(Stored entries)
--*--

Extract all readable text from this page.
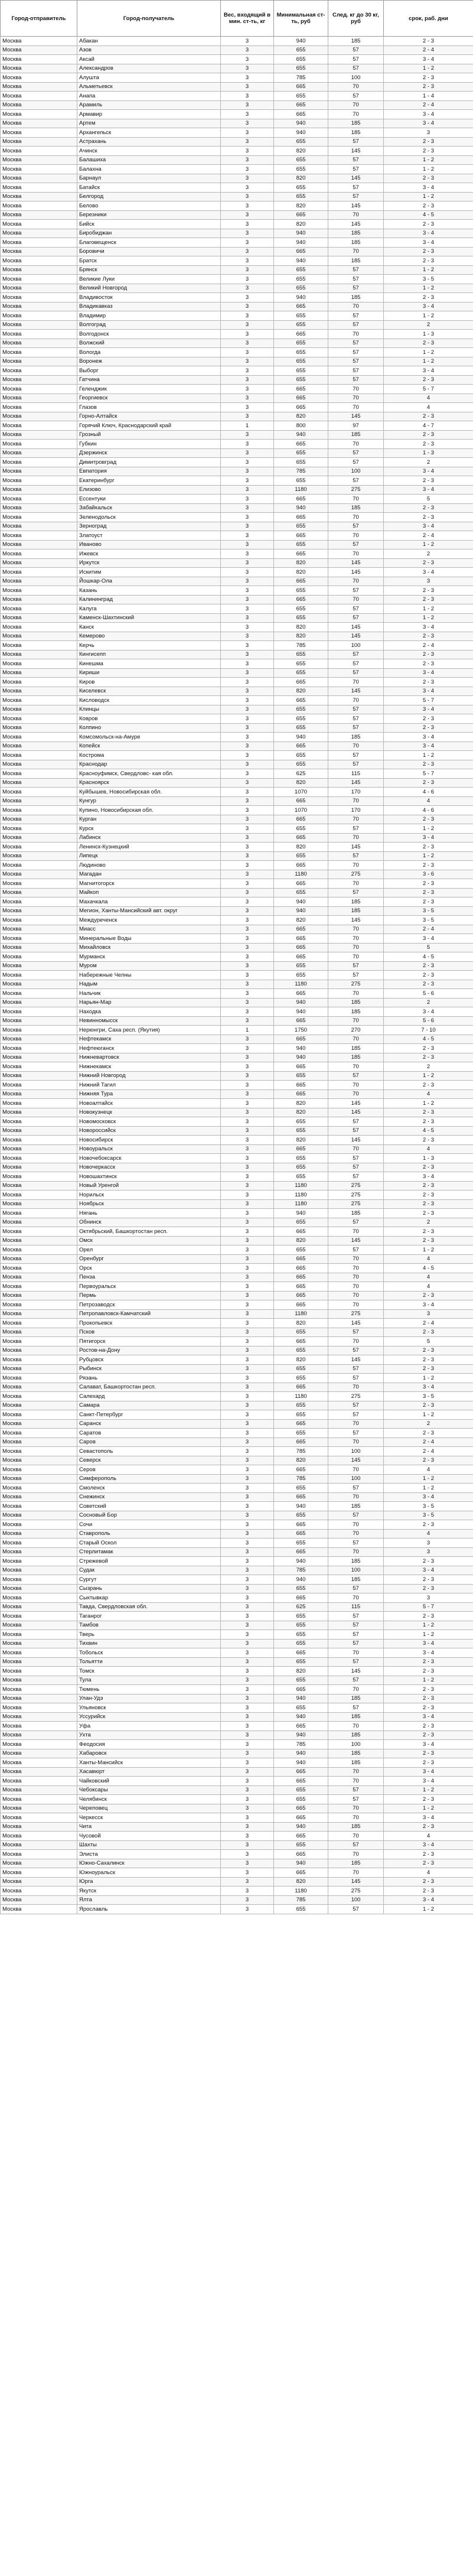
Город-отправитель	Город-получатель	Вес, входящий в мин. ст-ть, кг	Минимальная ст-ть, руб	След. кг до 30 кг, руб	срок, раб. дни
Москва	Абакан	3	940	185	2 - 3
Москва	Азов	3	655	57	2 - 4
Москва	Аксай	3	655	57	3 - 4
Москва	Александров	3	655	57	1 - 2
Москва	Алушта	3	785	100	2 - 3
Москва	Альметьевск	3	665	70	2 - 3
Москва	Анапа	3	655	57	1 - 4
Москва	Арамиль	3	665	70	2 - 4
Москва	Армавир	3	665	70	3 - 4
Москва	Артем	3	940	185	3 - 4
Москва	Архангельск	3	940	185	3
Москва	Астрахань	3	655	57	2 - 3
Москва	Ачинск	3	820	145	2 - 3
Москва	Балашиха	3	655	57	1 - 2
Москва	Балахна	3	655	57	1 - 2
Москва	Барнаул	3	820	145	2 - 3
Москва	Батайск	3	655	57	3 - 4
Москва	Белгород	3	655	57	1 - 2
Москва	Белово	3	820	145	2 - 3
Москва	Березники	3	665	70	4 - 5
Москва	Бийск	3	820	145	2 - 3
Москва	Биробиджан	3	940	185	3 - 4
Москва	Благовещенск	3	940	185	3 - 4
Москва	Боровичи	3	665	70	2 - 3
Москва	Братск	3	940	185	2 - 3
Москва	Брянск	3	655	57	1 - 2
Москва	Великие Луки	3	655	57	3 - 5
Москва	Великий Новгород	3	655	57	1 - 2
Москва	Владивосток	3	940	185	2 - 3
Москва	Владикавказ	3	665	70	3 - 4
Москва	Владимир	3	655	57	1 - 2
Москва	Волгоград	3	655	57	2
Москва	Волгодонск	3	665	70	1 - 3
Москва	Волжский	3	655	57	2 - 3
Москва	Вологда	3	655	57	1 - 2
Москва	Воронеж	3	655	57	1 - 2
Москва	Выборг	3	655	57	3 - 4
Москва	Гатчина	3	655	57	2 - 3
Москва	Геленджик	3	665	70	5 - 7
Москва	Георгиевск	3	665	70	4
Москва	Глазов	3	665	70	4
Москва	Горно-Алтайск	3	820	145	2 - 3
Москва	Горячий Ключ, Краснодарский край	1	800	97	4 - 7
Москва	Грозный	3	940	185	2 - 3
Москва	Губкин	3	665	70	2 - 3
Москва	Дзержинск	3	655	57	1 - 3
Москва	Димитровград	3	655	57	2
Москва	Евпатория	3	785	100	3 - 4
Москва	Екатеринбург	3	655	57	2 - 3
Москва	Елизово	3	1180	275	3 - 4
Москва	Ессентуки	3	665	70	5
Москва	Забайкальск	3	940	185	2 - 3
Москва	Зеленодольск	3	665	70	2 - 3
Москва	Зерноград	3	655	57	3 - 4
Москва	Златоуст	3	665	70	2 - 4
Москва	Иваново	3	655	57	1 - 2
Москва	Ижевск	3	665	70	2
Москва	Иркутск	3	820	145	2 - 3
Москва	Искитим	3	820	145	3 - 4
Москва	Йошкар-Ола	3	665	70	3
Москва	Казань	3	655	57	2 - 3
Москва	Калининград	3	665	70	2 - 3
Москва	Калуга	3	655	57	1 - 2
Москва	Каменск-Шахтинский	3	655	57	1 - 2
Москва	Канск	3	820	145	3 - 4
Москва	Кемерово	3	820	145	2 - 3
Москва	Керчь	3	785	100	2 - 4
Москва	Кингисепп	3	655	57	2 - 3
Москва	Кинешма	3	655	57	2 - 3
Москва	Кириши	3	655	57	3 - 4
Москва	Киров	3	665	70	2 - 3
Москва	Киселевск	3	820	145	3 - 4
Москва	Кисловодск	3	665	70	5 - 7
Москва	Клинцы	3	655	57	3 - 4
Москва	Ковров	3	655	57	2 - 3
Москва	Колпино	3	655	57	2 - 3
Москва	Комсомольск-на-Амуре	3	940	185	3 - 4
Москва	Копейск	3	665	70	3 - 4
Москва	Кострома	3	655	57	1 - 2
Москва	Краснодар	3	655	57	2 - 3
Москва	Красноуфимск, Свердловс- кая обл.	3	625	115	5 - 7
Москва	Красноярск	3	820	145	2 - 3
Москва	Куйбышев, Новосибирская обл.	3	1070	170	4 - 6
Москва	Кунгур	3	665	70	4
Москва	Купино, Новосибирская обл.	3	1070	170	4 - 6
Москва	Курган	3	665	70	2 - 3
Москва	Курск	3	655	57	1 - 2
Москва	Лабинск	3	665	70	3 - 4
Москва	Ленинск-Кузнецкий	3	820	145	2 - 3
Москва	Липецк	3	655	57	1 - 2
Москва	Людиново	3	665	70	2 - 3
Москва	Магадан	3	1180	275	3 - 6
Москва	Магнитогорск	3	665	70	2 - 3
Москва	Майкоп	3	655	57	2 - 3
Москва	Махачкала	3	940	185	2 - 3
Москва	Мегион, Ханты-Мансийский авт. округ	3	940	185	3 - 5
Москва	Междуреченск	3	820	145	3 - 5
Москва	Миасс	3	665	70	2 - 4
Москва	Минеральные Воды	3	665	70	3 - 4
Москва	Михайловск	3	665	70	5
Москва	Мурманск	3	665	70	4 - 5
Москва	Муром	3	655	57	2 - 3
Москва	Набережные Челны	3	655	57	2 - 3
Москва	Надым	3	1180	275	2 - 3
Москва	Нальчик	3	665	70	5 - 6
Москва	Нарьян-Мар	3	940	185	2
Москва	Находка	3	940	185	3 - 4
Москва	Невинномысск	3	665	70	5 - 6
Москва	Нерюнгри, Саха респ. (Якутия)	1	1750	270	7 - 10
Москва	Нефтекамск	3	665	70	4 - 5
Москва	Нефтеюганск	3	940	185	2 - 3
Москва	Нижневартовск	3	940	185	2 - 3
Москва	Нижнекамск	3	665	70	2
Москва	Нижний Новгород	3	655	57	1 - 2
Москва	Нижний Тагил	3	665	70	2 - 3
Москва	Нижняя Тура	3	665	70	4
Москва	Новоалтайск	3	820	145	1 - 2
Москва	Новокузнецк	3	820	145	2 - 3
Москва	Новомосковск	3	655	57	2 - 3
Москва	Новороссийск	3	655	57	4 - 5
Москва	Новосибирск	3	820	145	2 - 3
Москва	Новоуральск	3	665	70	4
Москва	Новочебоксарск	3	655	57	1 - 3
Москва	Новочеркасск	3	655	57	2 - 3
Москва	Новошахтинск	3	655	57	3 - 4
Москва	Новый Уренгой	3	1180	275	2 - 3
Москва	Норильск	3	1180	275	2 - 3
Москва	Ноябрьск	3	1180	275	2 - 3
Москва	Нягань	3	940	185	2 - 3
Москва	Обнинск	3	655	57	2
Москва	Октябрьский, Башкортостан респ.	3	665	70	2 - 3
Москва	Омск	3	820	145	2 - 3
Москва	Орел	3	655	57	1 - 2
Москва	Оренбург	3	665	70	4
Москва	Орск	3	665	70	4 - 5
Москва	Пенза	3	665	70	4
Москва	Первоуральск	3	665	70	4
Москва	Пермь	3	665	70	2 - 3
Москва	Петрозаводск	3	665	70	3 - 4
Москва	Петропавловск-Камчатский	3	1180	275	3
Москва	Прокопьевск	3	820	145	2 - 4
Москва	Псков	3	655	57	2 - 3
Москва	Пятигорск	3	665	70	5
Москва	Ростов-на-Дону	3	655	57	2 - 3
Москва	Рубцовск	3	820	145	2 - 3
Москва	Рыбинск	3	655	57	2 - 3
Москва	Рязань	3	655	57	1 - 2
Москва	Салават, Башкортостан респ.	3	665	70	3 - 4
Москва	Салехард	3	1180	275	3 - 5
Москва	Самара	3	655	57	2 - 3
Москва	Санкт-Петербург	3	655	57	1 - 2
Москва	Саранск	3	665	70	2
Москва	Саратов	3	655	57	2 - 3
Москва	Саров	3	665	70	2 - 4
Москва	Севастополь	3	785	100	2 - 4
Москва	Северск	3	820	145	2 - 3
Москва	Серов	3	665	70	4
Москва	Симферополь	3	785	100	1 - 2
Москва	Смоленск	3	655	57	1 - 2
Москва	Снежинск	3	665	70	3 - 4
Москва	Советский	3	940	185	3 - 5
Москва	Сосновый Бор	3	655	57	3 - 5
Москва	Сочи	3	665	70	2 - 3
Москва	Ставрополь	3	665	70	4
Москва	Старый Оскол	3	655	57	3
Москва	Стерлитамак	3	665	70	3
Москва	Стрежевой	3	940	185	2 - 3
Москва	Судак	3	785	100	3 - 4
Москва	Сургут	3	940	185	2 - 3
Москва	Сызрань	3	655	57	2 - 3
Москва	Сыктывкар	3	665	70	3
Москва	Тавда, Свердловская обл.	3	625	115	5 - 7
Москва	Таганрог	3	655	57	2 - 3
Москва	Тамбов	3	655	57	1 - 2
Москва	Тверь	3	655	57	1 - 2
Москва	Тихвин	3	655	57	3 - 4
Москва	Тобольск	3	665	70	3 - 4
Москва	Тольятти	3	655	57	2 - 3
Москва	Томск	3	820	145	2 - 3
Москва	Тула	3	655	57	1 - 2
Москва	Тюмень	3	665	70	2 - 3
Москва	Улан-Удэ	3	940	185	2 - 3
Москва	Ульяновск	3	655	57	2 - 3
Москва	Уссурийск	3	940	185	3 - 4
Москва	Уфа	3	665	70	2 - 3
Москва	Ухта	3	940	185	2 - 3
Москва	Феодосия	3	785	100	3 - 4
Москва	Хабаровск	3	940	185	2 - 3
Москва	Ханты-Мансийск	3	940	185	2 - 3
Москва	Хасавюрт	3	665	70	3 - 4
Москва	Чайковский	3	665	70	3 - 4
Москва	Чебоксары	3	655	57	1 - 2
Москва	Челябинск	3	655	57	2 - 3
Москва	Череповец	3	665	70	1 - 2
Москва	Черкесск	3	665	70	3 - 4
Москва	Чита	3	940	185	2 - 3
Москва	Чусовой	3	665	70	4
Москва	Шахты	3	655	57	3 - 4
Москва	Элиста	3	665	70	2 - 3
Москва	Южно-Сахалинск	3	940	185	2 - 3
Москва	Южноуральск	3	665	70	4
Москва	Юрга	3	820	145	2 - 3
Москва	Якутск	3	1180	275	2 - 3
Москва	Ялта	3	785	100	3 - 4
Москва	Ярославль	3	655	57	1 - 2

--*--

EXERCISE DESCRIPTION:
Your task is to report how many lines of the material include the string "респ". Give the number and no other words.

EXPECTED ANSWER:
3